* [GOAL] The records below are made of lines; count those holding the word "left" and give the number only.

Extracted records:
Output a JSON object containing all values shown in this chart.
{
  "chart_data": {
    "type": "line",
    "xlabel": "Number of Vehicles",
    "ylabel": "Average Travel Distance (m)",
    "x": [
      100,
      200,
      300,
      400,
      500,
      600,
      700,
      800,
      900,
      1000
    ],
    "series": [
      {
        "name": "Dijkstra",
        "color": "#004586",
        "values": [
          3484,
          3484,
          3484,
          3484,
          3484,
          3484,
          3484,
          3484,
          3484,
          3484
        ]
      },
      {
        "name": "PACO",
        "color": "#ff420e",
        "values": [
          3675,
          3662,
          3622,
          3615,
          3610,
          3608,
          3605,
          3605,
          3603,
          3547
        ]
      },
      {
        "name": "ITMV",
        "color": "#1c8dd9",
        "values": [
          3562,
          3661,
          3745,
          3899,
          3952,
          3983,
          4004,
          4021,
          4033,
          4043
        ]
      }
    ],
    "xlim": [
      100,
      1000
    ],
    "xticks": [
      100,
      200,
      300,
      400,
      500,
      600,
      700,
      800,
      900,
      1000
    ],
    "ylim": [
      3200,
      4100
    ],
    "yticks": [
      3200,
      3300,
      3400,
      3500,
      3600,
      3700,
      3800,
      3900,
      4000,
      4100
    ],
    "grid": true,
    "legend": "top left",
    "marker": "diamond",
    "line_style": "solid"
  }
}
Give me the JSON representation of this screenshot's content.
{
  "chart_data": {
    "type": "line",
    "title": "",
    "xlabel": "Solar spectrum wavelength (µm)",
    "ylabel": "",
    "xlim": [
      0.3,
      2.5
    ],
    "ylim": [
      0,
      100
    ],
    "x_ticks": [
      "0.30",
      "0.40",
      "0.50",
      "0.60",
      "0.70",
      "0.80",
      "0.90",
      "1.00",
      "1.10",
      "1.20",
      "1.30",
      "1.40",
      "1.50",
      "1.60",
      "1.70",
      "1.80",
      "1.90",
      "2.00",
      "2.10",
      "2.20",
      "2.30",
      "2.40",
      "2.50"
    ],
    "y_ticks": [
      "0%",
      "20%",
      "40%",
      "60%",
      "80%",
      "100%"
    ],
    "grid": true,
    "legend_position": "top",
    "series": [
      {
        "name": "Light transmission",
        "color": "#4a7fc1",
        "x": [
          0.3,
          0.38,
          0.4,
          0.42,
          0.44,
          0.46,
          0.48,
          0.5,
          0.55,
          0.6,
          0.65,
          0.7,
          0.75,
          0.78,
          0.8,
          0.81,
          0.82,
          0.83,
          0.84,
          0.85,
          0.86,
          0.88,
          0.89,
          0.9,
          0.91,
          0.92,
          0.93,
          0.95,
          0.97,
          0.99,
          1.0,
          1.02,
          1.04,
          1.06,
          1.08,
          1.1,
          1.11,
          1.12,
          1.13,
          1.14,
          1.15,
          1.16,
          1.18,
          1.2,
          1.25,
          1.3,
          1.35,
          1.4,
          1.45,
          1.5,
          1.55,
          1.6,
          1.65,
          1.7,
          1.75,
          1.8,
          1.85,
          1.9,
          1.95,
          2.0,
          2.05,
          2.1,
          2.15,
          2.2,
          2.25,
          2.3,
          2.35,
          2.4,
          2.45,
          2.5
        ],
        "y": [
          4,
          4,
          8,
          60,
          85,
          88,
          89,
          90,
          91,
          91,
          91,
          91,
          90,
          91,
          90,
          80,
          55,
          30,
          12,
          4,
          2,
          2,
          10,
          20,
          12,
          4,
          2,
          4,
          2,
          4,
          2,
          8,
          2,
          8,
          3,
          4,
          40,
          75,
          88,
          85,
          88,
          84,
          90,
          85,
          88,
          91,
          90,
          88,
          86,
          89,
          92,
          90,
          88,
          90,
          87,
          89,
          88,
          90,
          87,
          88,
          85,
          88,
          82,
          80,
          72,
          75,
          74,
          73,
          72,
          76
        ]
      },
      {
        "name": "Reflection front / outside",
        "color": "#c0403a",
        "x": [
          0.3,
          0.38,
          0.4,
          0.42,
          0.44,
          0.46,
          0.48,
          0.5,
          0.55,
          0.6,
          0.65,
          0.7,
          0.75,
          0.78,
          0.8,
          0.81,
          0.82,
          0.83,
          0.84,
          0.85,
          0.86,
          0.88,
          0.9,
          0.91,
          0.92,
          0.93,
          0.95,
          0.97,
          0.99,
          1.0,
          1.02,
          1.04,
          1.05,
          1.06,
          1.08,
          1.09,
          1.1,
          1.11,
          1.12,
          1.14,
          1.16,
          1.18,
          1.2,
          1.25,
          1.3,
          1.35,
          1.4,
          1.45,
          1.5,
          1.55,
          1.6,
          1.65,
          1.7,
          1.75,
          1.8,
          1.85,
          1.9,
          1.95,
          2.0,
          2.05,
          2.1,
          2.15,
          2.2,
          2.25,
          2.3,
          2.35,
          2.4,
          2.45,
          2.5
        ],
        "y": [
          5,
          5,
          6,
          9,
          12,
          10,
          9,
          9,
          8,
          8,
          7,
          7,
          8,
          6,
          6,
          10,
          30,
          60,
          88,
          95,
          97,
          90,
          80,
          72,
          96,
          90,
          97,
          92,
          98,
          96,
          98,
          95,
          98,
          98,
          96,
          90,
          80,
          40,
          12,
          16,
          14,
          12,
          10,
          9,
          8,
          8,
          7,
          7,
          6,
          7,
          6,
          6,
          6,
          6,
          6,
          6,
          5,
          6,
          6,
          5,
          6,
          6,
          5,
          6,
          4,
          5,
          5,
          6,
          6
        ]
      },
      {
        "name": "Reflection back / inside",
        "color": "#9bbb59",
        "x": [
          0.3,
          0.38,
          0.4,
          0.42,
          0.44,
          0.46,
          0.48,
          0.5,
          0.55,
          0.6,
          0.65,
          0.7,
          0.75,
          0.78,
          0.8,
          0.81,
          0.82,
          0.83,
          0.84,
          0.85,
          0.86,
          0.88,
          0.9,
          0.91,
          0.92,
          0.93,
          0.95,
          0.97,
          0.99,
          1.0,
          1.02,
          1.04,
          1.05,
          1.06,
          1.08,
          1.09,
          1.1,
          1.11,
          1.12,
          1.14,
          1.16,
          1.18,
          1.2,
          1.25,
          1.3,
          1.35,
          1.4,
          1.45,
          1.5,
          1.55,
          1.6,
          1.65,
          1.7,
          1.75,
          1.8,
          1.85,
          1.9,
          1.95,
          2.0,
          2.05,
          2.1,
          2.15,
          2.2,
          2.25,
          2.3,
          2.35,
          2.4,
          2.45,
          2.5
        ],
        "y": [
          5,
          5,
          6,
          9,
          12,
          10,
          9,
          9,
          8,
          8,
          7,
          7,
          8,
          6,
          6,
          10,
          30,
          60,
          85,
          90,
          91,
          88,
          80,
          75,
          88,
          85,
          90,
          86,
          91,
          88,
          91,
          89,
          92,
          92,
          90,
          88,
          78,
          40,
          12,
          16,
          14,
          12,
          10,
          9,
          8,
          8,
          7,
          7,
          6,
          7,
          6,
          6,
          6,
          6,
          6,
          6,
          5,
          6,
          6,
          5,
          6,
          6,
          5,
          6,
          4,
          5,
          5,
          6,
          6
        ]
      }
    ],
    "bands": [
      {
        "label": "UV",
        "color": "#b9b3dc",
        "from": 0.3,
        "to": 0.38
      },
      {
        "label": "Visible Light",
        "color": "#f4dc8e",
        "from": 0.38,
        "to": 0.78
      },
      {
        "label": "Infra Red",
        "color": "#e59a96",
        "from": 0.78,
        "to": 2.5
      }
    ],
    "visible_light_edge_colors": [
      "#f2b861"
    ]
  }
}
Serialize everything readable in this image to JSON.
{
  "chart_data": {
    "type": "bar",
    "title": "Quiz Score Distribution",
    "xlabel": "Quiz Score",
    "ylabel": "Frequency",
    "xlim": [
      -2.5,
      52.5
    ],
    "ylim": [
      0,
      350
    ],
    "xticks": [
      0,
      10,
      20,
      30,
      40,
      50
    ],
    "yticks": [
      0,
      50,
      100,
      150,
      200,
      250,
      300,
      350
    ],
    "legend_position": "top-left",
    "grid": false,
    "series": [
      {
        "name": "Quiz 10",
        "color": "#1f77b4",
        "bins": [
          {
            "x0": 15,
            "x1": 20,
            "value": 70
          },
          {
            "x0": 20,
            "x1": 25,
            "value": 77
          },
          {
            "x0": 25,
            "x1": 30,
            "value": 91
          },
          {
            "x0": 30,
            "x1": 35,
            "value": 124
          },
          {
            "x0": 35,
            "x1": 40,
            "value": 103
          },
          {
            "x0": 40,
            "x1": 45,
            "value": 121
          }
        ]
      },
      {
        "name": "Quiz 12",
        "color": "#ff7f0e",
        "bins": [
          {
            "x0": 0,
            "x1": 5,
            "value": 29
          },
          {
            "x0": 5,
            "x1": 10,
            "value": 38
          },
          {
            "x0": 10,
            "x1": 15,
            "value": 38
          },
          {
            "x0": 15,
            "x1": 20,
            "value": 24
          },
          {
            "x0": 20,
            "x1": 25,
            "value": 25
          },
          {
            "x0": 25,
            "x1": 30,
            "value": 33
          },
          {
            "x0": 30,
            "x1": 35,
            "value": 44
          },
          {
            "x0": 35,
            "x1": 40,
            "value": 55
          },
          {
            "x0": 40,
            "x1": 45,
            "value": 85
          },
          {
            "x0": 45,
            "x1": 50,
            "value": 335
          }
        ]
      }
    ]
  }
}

* [REPLY TO THE EXERCISE] 2